» DOCUMENTO
_____

Cosa intendiamo per Cultura

Giunti al terzo numero serve fare un pò di chiarezza su un termine di cui spesso oggi si abusa e che costituisce uno degli elementi portanti della rivista: “cultura”
Con il singolare cultura, si vuole designare un insieme di conoscenze, un sapere legittimo, riconosciuto e condiviso, mentre con il plurale culture si tende a indicare le abitudini e le caratteristiche che si attribuiscono a gruppi di individui nella loro concretezza. Se “cultura” si applica a un sistema di rappresentazioni, che ci è più familiare, “culture” rimanda a qualcosa che è altro da noi, a una pluralità non priva di diffidenza, estraneità, e perché no? Conflitto.
Nell’ambito delle discipline etnoantropologiche, si definisce correntemente la cultura come un complesso di idee, simboli, azioni e disposizioni storicamente tramandati, acquisiti, selezionati e largamente condivisi da un certo numero di individui mediante i quali questi ultimi si accostano al mondo in senso pratico e intellettuale (Ugo Fabietti 2004).
Per comprendere come si sia arrivati ad una concezione che si sforza di comporre l’antinomìa “cultura/culture” è necessario tornare alla tradizione storico-filosofica che ne ha delimitato il campo semantico in un costante dibattito.

_____

» CONSEGNA
Secondo il documento sulla cultura, che cosa si tende a indicare con il plurale "culture"?

» DATI FORNITI
_____

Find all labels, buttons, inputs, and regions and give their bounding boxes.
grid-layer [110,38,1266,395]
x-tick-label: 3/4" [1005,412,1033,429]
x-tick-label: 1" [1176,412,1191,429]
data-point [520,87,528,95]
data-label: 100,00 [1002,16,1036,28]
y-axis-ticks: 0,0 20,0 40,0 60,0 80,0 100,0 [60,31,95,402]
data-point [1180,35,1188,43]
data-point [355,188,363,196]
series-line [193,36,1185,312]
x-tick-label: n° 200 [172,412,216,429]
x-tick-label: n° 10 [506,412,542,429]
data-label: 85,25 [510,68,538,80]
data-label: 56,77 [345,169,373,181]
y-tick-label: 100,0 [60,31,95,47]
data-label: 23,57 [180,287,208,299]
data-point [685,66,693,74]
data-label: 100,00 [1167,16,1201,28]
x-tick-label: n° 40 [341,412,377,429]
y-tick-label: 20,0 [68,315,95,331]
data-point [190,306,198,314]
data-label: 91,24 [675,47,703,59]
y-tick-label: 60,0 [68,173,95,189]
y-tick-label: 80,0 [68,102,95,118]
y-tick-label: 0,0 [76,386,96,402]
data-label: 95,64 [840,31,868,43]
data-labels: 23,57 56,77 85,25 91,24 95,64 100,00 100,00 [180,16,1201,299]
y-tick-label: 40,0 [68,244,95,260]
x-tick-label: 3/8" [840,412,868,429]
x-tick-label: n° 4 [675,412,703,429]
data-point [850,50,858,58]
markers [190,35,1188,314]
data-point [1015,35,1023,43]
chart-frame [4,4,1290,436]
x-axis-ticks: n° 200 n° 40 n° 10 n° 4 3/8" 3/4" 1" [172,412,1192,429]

_____

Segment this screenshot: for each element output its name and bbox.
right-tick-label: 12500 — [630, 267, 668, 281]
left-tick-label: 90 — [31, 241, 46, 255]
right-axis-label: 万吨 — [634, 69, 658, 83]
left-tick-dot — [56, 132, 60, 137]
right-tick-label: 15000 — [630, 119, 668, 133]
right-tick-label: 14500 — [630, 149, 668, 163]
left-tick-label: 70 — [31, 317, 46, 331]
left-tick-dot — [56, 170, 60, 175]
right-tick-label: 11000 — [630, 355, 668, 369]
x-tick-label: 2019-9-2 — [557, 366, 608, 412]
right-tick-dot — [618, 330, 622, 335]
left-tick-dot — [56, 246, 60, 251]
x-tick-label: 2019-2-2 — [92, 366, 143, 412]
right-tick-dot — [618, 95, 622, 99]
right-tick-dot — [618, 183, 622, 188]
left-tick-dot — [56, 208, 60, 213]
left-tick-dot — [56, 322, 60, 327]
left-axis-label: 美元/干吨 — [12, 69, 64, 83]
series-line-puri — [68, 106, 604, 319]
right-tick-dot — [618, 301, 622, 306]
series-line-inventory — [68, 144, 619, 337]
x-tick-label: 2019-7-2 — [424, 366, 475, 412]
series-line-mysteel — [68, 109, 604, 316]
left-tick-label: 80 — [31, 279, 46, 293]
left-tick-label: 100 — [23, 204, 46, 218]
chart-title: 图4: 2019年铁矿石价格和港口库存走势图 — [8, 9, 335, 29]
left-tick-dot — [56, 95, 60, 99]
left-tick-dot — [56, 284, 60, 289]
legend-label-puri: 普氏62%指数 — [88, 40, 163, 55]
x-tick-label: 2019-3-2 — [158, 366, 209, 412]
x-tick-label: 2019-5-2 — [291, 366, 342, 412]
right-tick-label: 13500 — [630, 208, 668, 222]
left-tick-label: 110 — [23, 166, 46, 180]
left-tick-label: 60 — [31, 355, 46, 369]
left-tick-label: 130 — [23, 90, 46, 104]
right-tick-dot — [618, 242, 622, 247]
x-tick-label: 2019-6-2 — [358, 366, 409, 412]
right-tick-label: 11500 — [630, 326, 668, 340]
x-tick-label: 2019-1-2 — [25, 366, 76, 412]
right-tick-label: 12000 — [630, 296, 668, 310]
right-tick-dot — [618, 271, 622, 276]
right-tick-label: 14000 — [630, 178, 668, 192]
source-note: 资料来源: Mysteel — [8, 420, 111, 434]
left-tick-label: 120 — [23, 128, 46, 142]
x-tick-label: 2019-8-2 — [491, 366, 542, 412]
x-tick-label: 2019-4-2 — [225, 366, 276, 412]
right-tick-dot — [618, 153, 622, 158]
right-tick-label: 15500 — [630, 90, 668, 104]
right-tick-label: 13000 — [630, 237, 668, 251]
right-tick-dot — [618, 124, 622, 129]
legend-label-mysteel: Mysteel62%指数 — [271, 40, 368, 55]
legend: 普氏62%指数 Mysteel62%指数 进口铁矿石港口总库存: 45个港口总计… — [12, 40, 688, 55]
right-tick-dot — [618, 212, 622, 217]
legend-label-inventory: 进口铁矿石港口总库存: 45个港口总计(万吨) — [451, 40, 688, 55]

_____

» RISPOSTA
Le abitudini e le caratteristiche che si attribuiscono a gruppi di individui nella loro concretezza.